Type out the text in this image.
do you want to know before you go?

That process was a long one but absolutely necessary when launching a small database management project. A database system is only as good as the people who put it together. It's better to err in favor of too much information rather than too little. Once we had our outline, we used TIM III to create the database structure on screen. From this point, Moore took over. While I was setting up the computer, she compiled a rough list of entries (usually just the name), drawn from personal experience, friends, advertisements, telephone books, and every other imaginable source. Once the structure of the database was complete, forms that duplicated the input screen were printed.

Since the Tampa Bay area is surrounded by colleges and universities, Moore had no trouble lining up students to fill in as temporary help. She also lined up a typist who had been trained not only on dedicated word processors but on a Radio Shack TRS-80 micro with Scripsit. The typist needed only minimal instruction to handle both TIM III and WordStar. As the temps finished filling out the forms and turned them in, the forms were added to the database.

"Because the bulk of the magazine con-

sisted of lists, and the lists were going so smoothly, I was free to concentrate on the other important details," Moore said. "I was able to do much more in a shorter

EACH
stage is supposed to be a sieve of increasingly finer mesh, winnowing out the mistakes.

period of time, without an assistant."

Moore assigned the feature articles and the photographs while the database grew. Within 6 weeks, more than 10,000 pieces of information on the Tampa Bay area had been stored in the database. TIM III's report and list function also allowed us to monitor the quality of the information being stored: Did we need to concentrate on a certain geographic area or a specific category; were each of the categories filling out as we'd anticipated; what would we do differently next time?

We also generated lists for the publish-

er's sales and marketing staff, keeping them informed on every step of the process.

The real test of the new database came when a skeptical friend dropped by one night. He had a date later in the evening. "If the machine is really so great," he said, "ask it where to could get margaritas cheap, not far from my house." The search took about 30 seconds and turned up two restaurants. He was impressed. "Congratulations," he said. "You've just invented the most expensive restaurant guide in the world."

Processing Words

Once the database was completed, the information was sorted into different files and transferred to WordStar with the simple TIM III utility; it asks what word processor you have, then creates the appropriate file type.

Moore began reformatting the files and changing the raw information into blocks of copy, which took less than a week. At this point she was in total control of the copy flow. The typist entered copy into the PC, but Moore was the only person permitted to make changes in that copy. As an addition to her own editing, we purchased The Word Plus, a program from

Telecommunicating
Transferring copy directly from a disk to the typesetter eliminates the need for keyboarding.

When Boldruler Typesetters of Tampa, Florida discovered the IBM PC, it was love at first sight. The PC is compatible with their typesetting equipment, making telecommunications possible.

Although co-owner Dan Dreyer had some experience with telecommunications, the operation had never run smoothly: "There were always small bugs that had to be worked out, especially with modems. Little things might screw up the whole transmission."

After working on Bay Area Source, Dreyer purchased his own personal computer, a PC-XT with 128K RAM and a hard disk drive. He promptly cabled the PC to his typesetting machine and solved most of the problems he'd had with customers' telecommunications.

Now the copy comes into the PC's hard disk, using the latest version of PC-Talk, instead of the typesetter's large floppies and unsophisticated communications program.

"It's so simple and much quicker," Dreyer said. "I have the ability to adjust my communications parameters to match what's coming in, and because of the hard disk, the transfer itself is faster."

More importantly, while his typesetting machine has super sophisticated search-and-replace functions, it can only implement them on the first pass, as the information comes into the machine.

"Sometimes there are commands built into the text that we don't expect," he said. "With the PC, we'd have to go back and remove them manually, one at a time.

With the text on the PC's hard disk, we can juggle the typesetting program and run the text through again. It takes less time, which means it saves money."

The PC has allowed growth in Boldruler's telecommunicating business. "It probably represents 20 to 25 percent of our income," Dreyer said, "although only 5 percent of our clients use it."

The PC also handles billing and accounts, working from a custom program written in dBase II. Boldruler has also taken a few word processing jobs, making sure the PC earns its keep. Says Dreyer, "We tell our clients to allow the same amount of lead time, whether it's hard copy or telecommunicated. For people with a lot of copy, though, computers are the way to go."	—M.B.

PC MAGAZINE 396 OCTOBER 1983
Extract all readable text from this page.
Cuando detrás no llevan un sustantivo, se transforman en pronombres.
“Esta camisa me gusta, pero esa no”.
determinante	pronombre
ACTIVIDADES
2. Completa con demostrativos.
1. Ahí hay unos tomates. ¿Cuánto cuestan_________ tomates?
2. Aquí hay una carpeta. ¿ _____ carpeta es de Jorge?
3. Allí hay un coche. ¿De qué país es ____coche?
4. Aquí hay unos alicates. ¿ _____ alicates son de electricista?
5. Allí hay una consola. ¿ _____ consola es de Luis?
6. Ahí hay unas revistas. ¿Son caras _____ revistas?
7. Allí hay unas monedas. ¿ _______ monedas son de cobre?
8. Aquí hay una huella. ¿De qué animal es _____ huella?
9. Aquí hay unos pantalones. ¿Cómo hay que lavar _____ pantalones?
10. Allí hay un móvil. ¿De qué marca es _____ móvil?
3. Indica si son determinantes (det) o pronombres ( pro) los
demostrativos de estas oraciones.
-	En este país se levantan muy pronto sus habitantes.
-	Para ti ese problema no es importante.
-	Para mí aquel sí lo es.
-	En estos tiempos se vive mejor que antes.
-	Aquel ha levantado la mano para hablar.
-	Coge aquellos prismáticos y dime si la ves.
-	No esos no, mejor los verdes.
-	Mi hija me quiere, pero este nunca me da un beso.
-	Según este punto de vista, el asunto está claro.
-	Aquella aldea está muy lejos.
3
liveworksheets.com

_Exercise:_
Return every entry exactly as given.

_The result:_
Type out the text in this image.
do you want to know before you go?

That process was a long one but absolutely necessary when launching a small database management project. A database system is only as good as the people who put it together. It's better to err in favor of too much information rather than too little. Once we had our outline, we used TIM III to create the database structure on screen. From this point, Moore took over. While I was setting up the computer, she compiled a rough list of entries (usually just the name), drawn from personal experience, friends, advertisements, telephone books, and every other imaginable source. Once the structure of the database was complete, forms that duplicated the input screen were printed.

Since the Tampa Bay area is surrounded by colleges and universities, Moore had no trouble lining up students to fill in as temporary help. She also lined up a typist who had been trained not only on dedicated word processors but on a Radio Shack TRS-80 micro with Scripsit. The typist needed only minimal instruction to handle both TIM III and WordStar. As the temps finished filling out the forms and turned them in, the forms were added to the database.

"Because the bulk of the magazine con-

sisted of lists, and the lists were going so smoothly, I was free to concentrate on the other important details," Moore said. "I was able to do much more in a shorter

EACH
stage is supposed to be a sieve of increasingly finer mesh, winnowing out the mistakes.

period of time, without an assistant."

Moore assigned the feature articles and the photographs while the database grew. Within 6 weeks, more than 10,000 pieces of information on the Tampa Bay area had been stored in the database. TIM III's report and list function also allowed us to monitor the quality of the information being stored: Did we need to concentrate on a certain geographic area or a specific category; were each of the categories filling out as we'd anticipated; what would we do differently next time?

We also generated lists for the publish-

er's sales and marketing staff, keeping them informed on every step of the process.

The real test of the new database came when a skeptical friend dropped by one night. He had a date later in the evening. "If the machine is really so great," he said, "ask it where to could get margaritas cheap, not far from my house." The search took about 30 seconds and turned up two restaurants. He was impressed. "Congratulations," he said. "You've just invented the most expensive restaurant guide in the world."

Processing Words

Once the database was completed, the information was sorted into different files and transferred to WordStar with the simple TIM III utility; it asks what word processor you have, then creates the appropriate file type.

Moore began reformatting the files and changing the raw information into blocks of copy, which took less than a week. At this point she was in total control of the copy flow. The typist entered copy into the PC, but Moore was the only person permitted to make changes in that copy. As an addition to her own editing, we purchased The Word Plus, a program from

Telecommunicating
Transferring copy directly from a disk to the typesetter eliminates the need for keyboarding.

When Boldruler Typesetters of Tampa, Florida discovered the IBM PC, it was love at first sight. The PC is compatible with their typesetting equipment, making telecommunications possible.

Although co-owner Dan Dreyer had some experience with telecommunications, the operation had never run smoothly: "There were always small bugs that had to be worked out, especially with modems. Little things might screw up the whole transmission."

After working on Bay Area Source, Dreyer purchased his own personal computer, a PC-XT with 128K RAM and a hard disk drive. He promptly cabled the PC to his typesetting machine and solved most of the problems he'd had with customers' telecommunications.

Now the copy comes into the PC's hard disk, using the latest version of PC-Talk, instead of the typesetter's large floppies and unsophisticated communications program.

"It's so simple and much quicker," Dreyer said. "I have the ability to adjust my communications parameters to match what's coming in, and because of the hard disk, the transfer itself is faster."

More importantly, while his typesetting machine has super sophisticated search-and-replace functions, it can only implement them on the first pass, as the information comes into the machine.

"Sometimes there are commands built into the text that we don't expect," he said. "With the PC, we'd have to go back and remove them manually, one at a time.

With the text on the PC's hard disk, we can juggle the typesetting program and run the text through again. It takes less time, which means it saves money."

The PC has allowed growth in Boldruler's telecommunicating business. "It probably represents 20 to 25 percent of our income," Dreyer said, "although only 5 percent of our clients use it."

The PC also handles billing and accounts, working from a custom program written in dBase II. Boldruler has also taken a few word processing jobs, making sure the PC earns its keep. Says Dreyer, "We tell our clients to allow the same amount of lead time, whether it's hard copy or telecommunicated. For people with a lot of copy, though, computers are the way to go."	—M.B.

PC MAGAZINE 396 OCTOBER 1983
Extract all readable text from this page.
Cuando detrás no llevan un sustantivo, se transforman en pronombres.
“Esta camisa me gusta, pero esa no”.
determinante	pronombre
ACTIVIDADES
2. Completa con demostrativos.
1. Ahí hay unos tomates. ¿Cuánto cuestan_________ tomates?
2. Aquí hay una carpeta. ¿ _____ carpeta es de Jorge?
3. Allí hay un coche. ¿De qué país es ____coche?
4. Aquí hay unos alicates. ¿ _____ alicates son de electricista?
5. Allí hay una consola. ¿ _____ consola es de Luis?
6. Ahí hay unas revistas. ¿Son caras _____ revistas?
7. Allí hay unas monedas. ¿ _______ monedas son de cobre?
8. Aquí hay una huella. ¿De qué animal es _____ huella?
9. Aquí hay unos pantalones. ¿Cómo hay que lavar _____ pantalones?
10. Allí hay un móvil. ¿De qué marca es _____ móvil?
3. Indica si son determinantes (det) o pronombres ( pro) los
demostrativos de estas oraciones.
-	En este país se levantan muy pronto sus habitantes.
-	Para ti ese problema no es importante.
-	Para mí aquel sí lo es.
-	En estos tiempos se vive mejor que antes.
-	Aquel ha levantado la mano para hablar.
-	Coge aquellos prismáticos y dime si la ves.
-	No esos no, mejor los verdes.
-	Mi hija me quiere, pero este nunca me da un beso.
-	Según este punto de vista, el asunto está claro.
-	Aquella aldea está muy lejos.
3
liveworksheets.com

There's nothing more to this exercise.